Économie
Arnaud Rousseau reconduit à la présidence de la FNSEA
Le dirigeant syndical, également à la tête du groupe Avril, entame un second mandat à la tête du premier syndicat agricole français. Il affirme vouloir recentrer le débat public sur la souveraineté alimentaire et la défense de la production.
Arnaud Rousseau a été réélu, jeudi, président de la Fédération nationale des syndicats d’exploitants agricoles. Cet agriculteur-céréalier de Seine-et-Marne, âgé de cinquante-deux ans, était le seul candidat en lice pour succéder à lui-même. Son nouveau mandat de trois ans s’ouvre dans un contexte marqué par des tensions persistantes au sein de la profession et à l’approche d’échéances politiques majeures, tant en France qu’au niveau européen.
Peu connu du grand public lors de son accession à la tête du syndicat en 2023, sa stature et sa parole mesurée se sont imposées dans l’espace médiatique au fil des mobilisations agricoles. Il défend une vision entrepreneuriale de l’agriculture, éloignée des représentations traditionnelles, et assume pleinement la double casquette de responsable syndical et de chef d’entreprise.

§ **DONNÉES BRUTES**
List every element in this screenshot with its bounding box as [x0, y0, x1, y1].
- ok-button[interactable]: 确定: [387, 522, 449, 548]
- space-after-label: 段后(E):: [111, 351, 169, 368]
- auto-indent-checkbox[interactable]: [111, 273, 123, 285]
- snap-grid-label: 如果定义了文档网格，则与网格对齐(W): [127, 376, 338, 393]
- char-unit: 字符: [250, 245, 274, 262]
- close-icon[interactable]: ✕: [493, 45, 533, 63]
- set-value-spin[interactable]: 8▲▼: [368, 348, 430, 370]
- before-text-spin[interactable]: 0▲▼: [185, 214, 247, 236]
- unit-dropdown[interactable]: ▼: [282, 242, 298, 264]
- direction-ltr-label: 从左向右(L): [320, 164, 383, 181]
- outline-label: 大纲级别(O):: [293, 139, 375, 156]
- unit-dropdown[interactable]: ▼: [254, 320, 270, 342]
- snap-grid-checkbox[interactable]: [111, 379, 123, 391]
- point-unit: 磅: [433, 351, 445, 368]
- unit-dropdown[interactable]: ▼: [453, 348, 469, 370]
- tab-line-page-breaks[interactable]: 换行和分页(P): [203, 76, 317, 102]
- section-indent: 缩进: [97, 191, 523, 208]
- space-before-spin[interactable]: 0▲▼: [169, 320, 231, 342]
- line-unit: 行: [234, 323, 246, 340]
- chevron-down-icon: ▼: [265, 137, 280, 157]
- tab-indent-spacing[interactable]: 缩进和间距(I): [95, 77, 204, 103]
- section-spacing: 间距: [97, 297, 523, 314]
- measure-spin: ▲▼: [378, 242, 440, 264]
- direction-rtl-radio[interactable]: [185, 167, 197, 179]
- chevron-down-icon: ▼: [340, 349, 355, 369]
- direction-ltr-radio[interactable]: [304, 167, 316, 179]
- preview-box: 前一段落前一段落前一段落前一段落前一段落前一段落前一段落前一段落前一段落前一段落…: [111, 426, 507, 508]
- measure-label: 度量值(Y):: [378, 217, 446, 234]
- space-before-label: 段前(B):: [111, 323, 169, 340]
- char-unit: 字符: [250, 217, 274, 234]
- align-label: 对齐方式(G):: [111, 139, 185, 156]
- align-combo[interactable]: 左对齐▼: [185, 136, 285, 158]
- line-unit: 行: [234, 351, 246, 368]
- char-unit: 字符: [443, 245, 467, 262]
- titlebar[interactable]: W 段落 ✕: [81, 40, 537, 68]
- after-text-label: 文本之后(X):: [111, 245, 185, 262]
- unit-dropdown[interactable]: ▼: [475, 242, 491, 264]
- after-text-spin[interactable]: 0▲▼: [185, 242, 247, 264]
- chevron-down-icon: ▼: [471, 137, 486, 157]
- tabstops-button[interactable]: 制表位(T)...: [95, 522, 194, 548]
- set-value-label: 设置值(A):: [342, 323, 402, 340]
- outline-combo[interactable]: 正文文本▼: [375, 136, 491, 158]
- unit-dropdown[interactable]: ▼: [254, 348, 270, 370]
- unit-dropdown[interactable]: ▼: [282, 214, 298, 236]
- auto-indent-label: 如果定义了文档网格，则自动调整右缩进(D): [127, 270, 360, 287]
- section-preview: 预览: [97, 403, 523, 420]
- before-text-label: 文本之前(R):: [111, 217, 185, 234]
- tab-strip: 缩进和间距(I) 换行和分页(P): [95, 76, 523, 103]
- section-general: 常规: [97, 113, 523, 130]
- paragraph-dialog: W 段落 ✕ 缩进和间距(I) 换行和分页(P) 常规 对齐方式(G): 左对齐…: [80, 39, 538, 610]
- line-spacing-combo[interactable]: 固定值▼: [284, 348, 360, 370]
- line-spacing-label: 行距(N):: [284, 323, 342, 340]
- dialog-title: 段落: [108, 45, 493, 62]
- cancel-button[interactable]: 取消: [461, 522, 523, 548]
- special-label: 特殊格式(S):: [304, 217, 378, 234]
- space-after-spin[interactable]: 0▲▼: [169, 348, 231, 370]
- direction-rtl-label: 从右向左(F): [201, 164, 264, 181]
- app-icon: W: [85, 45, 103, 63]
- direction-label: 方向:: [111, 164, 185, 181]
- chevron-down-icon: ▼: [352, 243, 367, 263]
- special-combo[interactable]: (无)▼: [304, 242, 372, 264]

§ **CONSIGNE**
Recopiez mot pour mot le passage de l'article sur Arnaud Rousseau, de « Arnaud Rousseau a » à « qu’au niveau européen. ». La liste constitue un matériau distinct de l'article.

§ **RÉPONSE**
Arnaud Rousseau a été réélu, jeudi, président de la Fédération nationale des syndicats d’exploitants agricoles. Cet agriculteur-céréalier de Seine-et-Marne, âgé de cinquante-deux ans, était le seul candidat en lice pour succéder à lui-même. Son nouveau mandat de trois ans s’ouvre dans un contexte marqué par des tensions persistantes au sein de la profession et à l’approche d’échéances politiques majeures, tant en France qu’au niveau européen.